**What is expected:** Reproduce every one of the following lines verbatim.

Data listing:

** BEGIN **

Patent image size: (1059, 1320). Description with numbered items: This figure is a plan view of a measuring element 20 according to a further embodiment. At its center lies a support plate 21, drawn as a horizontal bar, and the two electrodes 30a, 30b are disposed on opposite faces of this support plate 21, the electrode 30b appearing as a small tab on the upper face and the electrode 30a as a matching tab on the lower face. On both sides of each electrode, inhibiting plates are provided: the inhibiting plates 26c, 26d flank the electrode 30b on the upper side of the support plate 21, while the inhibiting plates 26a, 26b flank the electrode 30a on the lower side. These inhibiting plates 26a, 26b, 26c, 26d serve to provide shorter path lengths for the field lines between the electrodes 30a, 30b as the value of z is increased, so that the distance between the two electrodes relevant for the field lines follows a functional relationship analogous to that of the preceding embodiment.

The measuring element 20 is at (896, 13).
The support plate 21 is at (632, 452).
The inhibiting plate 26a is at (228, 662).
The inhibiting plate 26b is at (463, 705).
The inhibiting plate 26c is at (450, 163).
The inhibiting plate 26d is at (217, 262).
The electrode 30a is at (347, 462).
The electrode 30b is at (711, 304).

** END **

**Task result:**
Patent image size: (1059, 1320). Description with numbered items: This figure is a plan view of a measuring element 20 according to a further embodiment. At its center lies a support plate 21, drawn as a horizontal bar, and the two electrodes 30a, 30b are disposed on opposite faces of this support plate 21, the electrode 30b appearing as a small tab on the upper face and the electrode 30a as a matching tab on the lower face. On both sides of each electrode, inhibiting plates are provided: the inhibiting plates 26c, 26d flank the electrode 30b on the upper side of the support plate 21, while the inhibiting plates 26a, 26b flank the electrode 30a on the lower side. These inhibiting plates 26a, 26b, 26c, 26d serve to provide shorter path lengths for the field lines between the electrodes 30a, 30b as the value of z is increased, so that the distance between the two electrodes relevant for the field lines follows a functional relationship analogous to that of the preceding embodiment.

The measuring element 20 is at (896, 13).
The support plate 21 is at (632, 452).
The inhibiting plate 26a is at (228, 662).
The inhibiting plate 26b is at (463, 705).
The inhibiting plate 26c is at (450, 163).
The inhibiting plate 26d is at (217, 262).
The electrode 30a is at (347, 462).
The electrode 30b is at (711, 304).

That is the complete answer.